▶ **Entries supplied**:
-- BEGIN --
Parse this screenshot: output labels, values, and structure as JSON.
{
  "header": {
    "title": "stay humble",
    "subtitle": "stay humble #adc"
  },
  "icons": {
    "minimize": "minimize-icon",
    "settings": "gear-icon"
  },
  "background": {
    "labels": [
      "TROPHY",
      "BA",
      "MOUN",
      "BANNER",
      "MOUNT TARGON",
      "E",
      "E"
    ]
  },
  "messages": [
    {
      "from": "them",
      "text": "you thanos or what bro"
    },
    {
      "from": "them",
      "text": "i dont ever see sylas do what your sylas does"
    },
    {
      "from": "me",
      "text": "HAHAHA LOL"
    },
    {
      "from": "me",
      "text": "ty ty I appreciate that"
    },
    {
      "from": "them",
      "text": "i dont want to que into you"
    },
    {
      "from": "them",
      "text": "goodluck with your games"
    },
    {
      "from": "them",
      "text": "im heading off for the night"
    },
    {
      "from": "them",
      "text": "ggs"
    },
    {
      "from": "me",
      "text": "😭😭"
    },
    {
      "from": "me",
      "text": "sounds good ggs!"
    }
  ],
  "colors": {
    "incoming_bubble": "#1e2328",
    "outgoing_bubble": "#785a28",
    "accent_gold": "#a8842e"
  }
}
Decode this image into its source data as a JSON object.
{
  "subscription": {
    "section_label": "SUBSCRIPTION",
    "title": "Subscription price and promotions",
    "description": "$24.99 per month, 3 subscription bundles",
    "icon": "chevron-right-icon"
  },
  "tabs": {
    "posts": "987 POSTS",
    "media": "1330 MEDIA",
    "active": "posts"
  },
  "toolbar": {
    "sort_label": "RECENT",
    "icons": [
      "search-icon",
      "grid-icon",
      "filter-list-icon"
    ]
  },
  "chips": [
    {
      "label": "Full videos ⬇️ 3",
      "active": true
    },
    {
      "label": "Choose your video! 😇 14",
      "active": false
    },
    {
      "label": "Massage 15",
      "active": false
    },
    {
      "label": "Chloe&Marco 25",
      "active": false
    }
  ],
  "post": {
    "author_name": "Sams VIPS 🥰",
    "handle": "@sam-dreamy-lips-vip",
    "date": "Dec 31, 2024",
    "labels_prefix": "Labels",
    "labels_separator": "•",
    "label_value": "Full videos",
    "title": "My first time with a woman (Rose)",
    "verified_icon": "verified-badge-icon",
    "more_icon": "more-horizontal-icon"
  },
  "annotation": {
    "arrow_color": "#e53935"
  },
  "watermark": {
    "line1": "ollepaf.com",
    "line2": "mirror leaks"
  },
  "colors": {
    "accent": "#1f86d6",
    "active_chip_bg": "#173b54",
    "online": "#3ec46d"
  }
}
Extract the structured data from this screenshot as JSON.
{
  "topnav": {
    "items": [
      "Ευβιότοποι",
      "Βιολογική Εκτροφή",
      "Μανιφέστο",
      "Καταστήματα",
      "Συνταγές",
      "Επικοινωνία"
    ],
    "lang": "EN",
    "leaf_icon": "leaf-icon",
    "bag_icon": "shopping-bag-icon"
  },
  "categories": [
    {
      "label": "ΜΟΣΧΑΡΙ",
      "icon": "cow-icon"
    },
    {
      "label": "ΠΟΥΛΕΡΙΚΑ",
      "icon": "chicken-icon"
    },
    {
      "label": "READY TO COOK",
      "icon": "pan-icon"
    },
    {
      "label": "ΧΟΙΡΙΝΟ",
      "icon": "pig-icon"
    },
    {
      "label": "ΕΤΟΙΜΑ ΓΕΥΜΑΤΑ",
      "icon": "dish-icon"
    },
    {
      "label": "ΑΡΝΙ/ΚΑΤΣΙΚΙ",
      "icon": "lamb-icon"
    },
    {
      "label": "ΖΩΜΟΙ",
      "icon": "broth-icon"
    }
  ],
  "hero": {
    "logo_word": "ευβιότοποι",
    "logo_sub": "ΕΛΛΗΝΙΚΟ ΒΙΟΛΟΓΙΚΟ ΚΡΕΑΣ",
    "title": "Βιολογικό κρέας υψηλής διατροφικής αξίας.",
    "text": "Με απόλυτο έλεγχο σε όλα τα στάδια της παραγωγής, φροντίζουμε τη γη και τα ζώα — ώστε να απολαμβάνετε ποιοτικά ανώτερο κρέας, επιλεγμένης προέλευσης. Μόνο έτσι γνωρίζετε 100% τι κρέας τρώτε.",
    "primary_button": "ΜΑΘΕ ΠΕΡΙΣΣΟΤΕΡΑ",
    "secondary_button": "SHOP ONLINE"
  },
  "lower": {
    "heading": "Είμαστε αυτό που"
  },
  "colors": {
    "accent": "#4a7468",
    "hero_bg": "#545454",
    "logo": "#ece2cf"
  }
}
-- END --
▶ **Exercise details**: Please copy out each record, character for character.

▶ **Answer to this exercise**:
Parse this screenshot: output labels, values, and structure as JSON.
{
  "header": {
    "title": "stay humble",
    "subtitle": "stay humble #adc"
  },
  "icons": {
    "minimize": "minimize-icon",
    "settings": "gear-icon"
  },
  "background": {
    "labels": [
      "TROPHY",
      "BA",
      "MOUN",
      "BANNER",
      "MOUNT TARGON",
      "E",
      "E"
    ]
  },
  "messages": [
    {
      "from": "them",
      "text": "you thanos or what bro"
    },
    {
      "from": "them",
      "text": "i dont ever see sylas do what your sylas does"
    },
    {
      "from": "me",
      "text": "HAHAHA LOL"
    },
    {
      "from": "me",
      "text": "ty ty I appreciate that"
    },
    {
      "from": "them",
      "text": "i dont want to que into you"
    },
    {
      "from": "them",
      "text": "goodluck with your games"
    },
    {
      "from": "them",
      "text": "im heading off for the night"
    },
    {
      "from": "them",
      "text": "ggs"
    },
    {
      "from": "me",
      "text": "😭😭"
    },
    {
      "from": "me",
      "text": "sounds good ggs!"
    }
  ],
  "colors": {
    "incoming_bubble": "#1e2328",
    "outgoing_bubble": "#785a28",
    "accent_gold": "#a8842e"
  }
}
Decode this image into its source data as a JSON object.
{
  "subscription": {
    "section_label": "SUBSCRIPTION",
    "title": "Subscription price and promotions",
    "description": "$24.99 per month, 3 subscription bundles",
    "icon": "chevron-right-icon"
  },
  "tabs": {
    "posts": "987 POSTS",
    "media": "1330 MEDIA",
    "active": "posts"
  },
  "toolbar": {
    "sort_label": "RECENT",
    "icons": [
      "search-icon",
      "grid-icon",
      "filter-list-icon"
    ]
  },
  "chips": [
    {
      "label": "Full videos ⬇️ 3",
      "active": true
    },
    {
      "label": "Choose your video! 😇 14",
      "active": false
    },
    {
      "label": "Massage 15",
      "active": false
    },
    {
      "label": "Chloe&Marco 25",
      "active": false
    }
  ],
  "post": {
    "author_name": "Sams VIPS 🥰",
    "handle": "@sam-dreamy-lips-vip",
    "date": "Dec 31, 2024",
    "labels_prefix": "Labels",
    "labels_separator": "•",
    "label_value": "Full videos",
    "title": "My first time with a woman (Rose)",
    "verified_icon": "verified-badge-icon",
    "more_icon": "more-horizontal-icon"
  },
  "annotation": {
    "arrow_color": "#e53935"
  },
  "watermark": {
    "line1": "ollepaf.com",
    "line2": "mirror leaks"
  },
  "colors": {
    "accent": "#1f86d6",
    "active_chip_bg": "#173b54",
    "online": "#3ec46d"
  }
}
Extract the structured data from this screenshot as JSON.
{
  "topnav": {
    "items": [
      "Ευβιότοποι",
      "Βιολογική Εκτροφή",
      "Μανιφέστο",
      "Καταστήματα",
      "Συνταγές",
      "Επικοινωνία"
    ],
    "lang": "EN",
    "leaf_icon": "leaf-icon",
    "bag_icon": "shopping-bag-icon"
  },
  "categories": [
    {
      "label": "ΜΟΣΧΑΡΙ",
      "icon": "cow-icon"
    },
    {
      "label": "ΠΟΥΛΕΡΙΚΑ",
      "icon": "chicken-icon"
    },
    {
      "label": "READY TO COOK",
      "icon": "pan-icon"
    },
    {
      "label": "ΧΟΙΡΙΝΟ",
      "icon": "pig-icon"
    },
    {
      "label": "ΕΤΟΙΜΑ ΓΕΥΜΑΤΑ",
      "icon": "dish-icon"
    },
    {
      "label": "ΑΡΝΙ/ΚΑΤΣΙΚΙ",
      "icon": "lamb-icon"
    },
    {
      "label": "ΖΩΜΟΙ",
      "icon": "broth-icon"
    }
  ],
  "hero": {
    "logo_word": "ευβιότοποι",
    "logo_sub": "ΕΛΛΗΝΙΚΟ ΒΙΟΛΟΓΙΚΟ ΚΡΕΑΣ",
    "title": "Βιολογικό κρέας υψηλής διατροφικής αξίας.",
    "text": "Με απόλυτο έλεγχο σε όλα τα στάδια της παραγωγής, φροντίζουμε τη γη και τα ζώα — ώστε να απολαμβάνετε ποιοτικά ανώτερο κρέας, επιλεγμένης προέλευσης. Μόνο έτσι γνωρίζετε 100% τι κρέας τρώτε.",
    "primary_button": "ΜΑΘΕ ΠΕΡΙΣΣΟΤΕΡΑ",
    "secondary_button": "SHOP ONLINE"
  },
  "lower": {
    "heading": "Είμαστε αυτό που"
  },
  "colors": {
    "accent": "#4a7468",
    "hero_bg": "#545454",
    "logo": "#ece2cf"
  }
}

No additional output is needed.